EXERCISE INSTRUCTIONS :: All of the data that follows should be retyped exactly, please, except the pictures.

══ AVAILABLE DATA ══

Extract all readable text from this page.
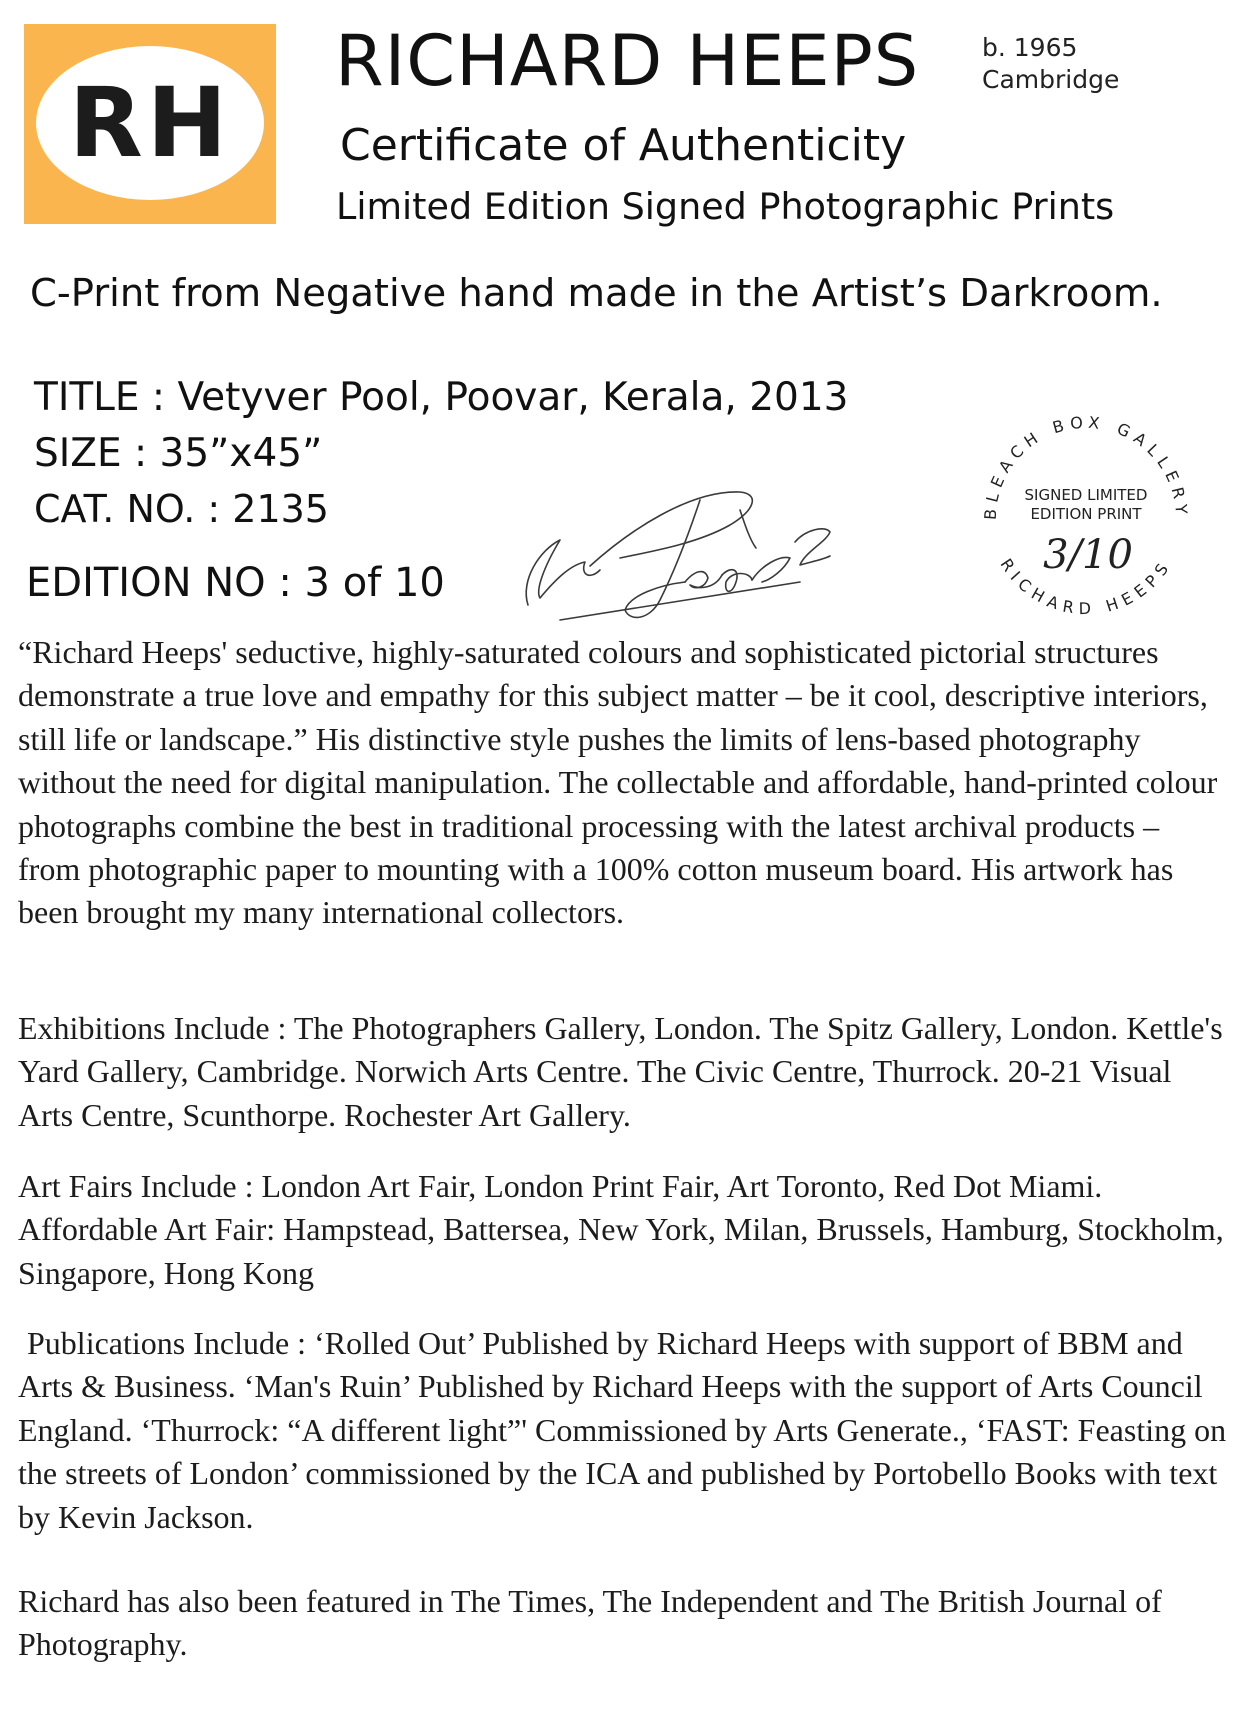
RH
RICHARD HEEPS	b. 1965
Cambridge
Certificate of Authenticity
Limited Edition Signed Photographic Prints
C-Print from Negative hand made in the Artist’s Darkroom.
TITLE : Vetyver Pool, Poovar, Kerala, 2013
SIZE : 35”x45”
CAT. NO. : 2135
EDITION NO : 3 of 10
BLEACH BOX GALLERY
RICHARD HEEPS
SIGNED LIMITED
EDITION PRINT
3/10

“Richard Heeps' seductive, highly-saturated colours and sophisticated pictorial structures demonstrate a true love and empathy for this subject matter – be it cool, descriptive interiors, still life or landscape.” His distinctive style pushes the limits of lens-based photography without the need for digital manipulation. The collectable and affordable, hand-printed colour photographs combine the best in traditional processing with the latest archival products – from photographic paper to mounting with a 100% cotton museum board. His artwork has been brought my many international collectors.

Exhibitions Include : The Photographers Gallery, London. The Spitz Gallery, London. Kettle's Yard Gallery, Cambridge. Norwich Arts Centre. The Civic Centre, Thurrock. 20-21 Visual Arts Centre, Scunthorpe. Rochester Art Gallery.

Art Fairs Include : London Art Fair, London Print Fair, Art Toronto, Red Dot Miami. Affordable Art Fair: Hampstead, Battersea, New York, Milan, Brussels, Hamburg, Stockholm, Singapore, Hong Kong

Publications Include : ‘Rolled Out’ Published by Richard Heeps with support of BBM and Arts & Business. ‘Man's Ruin’ Published by Richard Heeps with the support of Arts Council England. ‘Thurrock: “A different light”' Commissioned by Arts Generate., ‘FAST: Feasting on the streets of London’ commissioned by the ICA and published by Portobello Books with text by Kevin Jackson.

Richard has also been featured in The Times, The Independent and The British Journal of Photography.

═══

FINISHED EXERCISE ::
Extract all readable text from this page.
RH
RICHARD HEEPS	b. 1965
Cambridge
Certificate of Authenticity
Limited Edition Signed Photographic Prints
C-Print from Negative hand made in the Artist’s Darkroom.
TITLE : Vetyver Pool, Poovar, Kerala, 2013
SIZE : 35”x45”
CAT. NO. : 2135
EDITION NO : 3 of 10
BLEACH BOX GALLERY
RICHARD HEEPS
SIGNED LIMITED
EDITION PRINT
3/10

“Richard Heeps' seductive, highly-saturated colours and sophisticated pictorial structures demonstrate a true love and empathy for this subject matter – be it cool, descriptive interiors, still life or landscape.” His distinctive style pushes the limits of lens-based photography without the need for digital manipulation. The collectable and affordable, hand-printed colour photographs combine the best in traditional processing with the latest archival products – from photographic paper to mounting with a 100% cotton museum board. His artwork has been brought my many international collectors.

Exhibitions Include : The Photographers Gallery, London. The Spitz Gallery, London. Kettle's Yard Gallery, Cambridge. Norwich Arts Centre. The Civic Centre, Thurrock. 20-21 Visual Arts Centre, Scunthorpe. Rochester Art Gallery.

Art Fairs Include : London Art Fair, London Print Fair, Art Toronto, Red Dot Miami. Affordable Art Fair: Hampstead, Battersea, New York, Milan, Brussels, Hamburg, Stockholm, Singapore, Hong Kong

Publications Include : ‘Rolled Out’ Published by Richard Heeps with support of BBM and Arts & Business. ‘Man's Ruin’ Published by Richard Heeps with the support of Arts Council England. ‘Thurrock: “A different light”' Commissioned by Arts Generate., ‘FAST: Feasting on the streets of London’ commissioned by the ICA and published by Portobello Books with text by Kevin Jackson.

Richard has also been featured in The Times, The Independent and The British Journal of Photography.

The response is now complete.